EXERCISE BRIEF
Gather the lines that hold the string "structured".

[Collected data entries]
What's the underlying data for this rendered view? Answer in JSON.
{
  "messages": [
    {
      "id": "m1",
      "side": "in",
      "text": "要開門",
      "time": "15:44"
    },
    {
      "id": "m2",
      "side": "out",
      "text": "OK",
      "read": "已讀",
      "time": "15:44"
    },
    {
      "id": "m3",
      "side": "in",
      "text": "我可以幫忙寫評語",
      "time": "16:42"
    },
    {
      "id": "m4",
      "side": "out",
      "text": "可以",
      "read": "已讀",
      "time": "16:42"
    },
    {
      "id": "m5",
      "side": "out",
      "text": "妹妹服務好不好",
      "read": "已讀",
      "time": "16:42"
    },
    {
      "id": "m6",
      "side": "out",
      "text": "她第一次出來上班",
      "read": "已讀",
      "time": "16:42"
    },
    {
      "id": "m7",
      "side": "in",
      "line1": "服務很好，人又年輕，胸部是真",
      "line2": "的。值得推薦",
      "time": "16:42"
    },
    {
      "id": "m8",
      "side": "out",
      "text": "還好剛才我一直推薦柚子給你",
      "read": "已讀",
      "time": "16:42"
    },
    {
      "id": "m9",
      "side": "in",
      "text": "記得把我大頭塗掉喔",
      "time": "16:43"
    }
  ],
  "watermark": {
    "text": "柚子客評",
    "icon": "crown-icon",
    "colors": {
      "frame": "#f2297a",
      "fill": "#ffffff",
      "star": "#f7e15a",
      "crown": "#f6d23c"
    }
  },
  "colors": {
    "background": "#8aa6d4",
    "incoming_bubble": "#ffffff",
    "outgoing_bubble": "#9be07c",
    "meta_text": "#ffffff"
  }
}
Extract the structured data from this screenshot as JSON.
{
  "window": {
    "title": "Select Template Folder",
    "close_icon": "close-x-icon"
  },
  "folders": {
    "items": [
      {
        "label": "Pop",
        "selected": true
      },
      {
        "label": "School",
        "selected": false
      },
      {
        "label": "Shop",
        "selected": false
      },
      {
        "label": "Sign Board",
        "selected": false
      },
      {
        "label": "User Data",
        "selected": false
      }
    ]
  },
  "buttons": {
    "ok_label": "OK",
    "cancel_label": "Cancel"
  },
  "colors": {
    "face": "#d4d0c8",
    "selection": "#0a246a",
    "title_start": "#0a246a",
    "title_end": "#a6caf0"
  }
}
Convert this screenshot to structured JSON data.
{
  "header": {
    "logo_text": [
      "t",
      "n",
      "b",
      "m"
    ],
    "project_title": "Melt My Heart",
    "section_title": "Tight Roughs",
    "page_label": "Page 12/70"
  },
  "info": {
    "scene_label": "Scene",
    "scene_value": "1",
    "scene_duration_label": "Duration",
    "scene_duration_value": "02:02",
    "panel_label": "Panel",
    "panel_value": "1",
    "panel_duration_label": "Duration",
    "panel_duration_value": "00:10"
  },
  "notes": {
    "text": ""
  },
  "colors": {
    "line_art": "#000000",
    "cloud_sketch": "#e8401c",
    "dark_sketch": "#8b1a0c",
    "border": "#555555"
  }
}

FINISHED TASK
Extract the structured data from this screenshot as JSON.
Convert this screenshot to structured JSON data.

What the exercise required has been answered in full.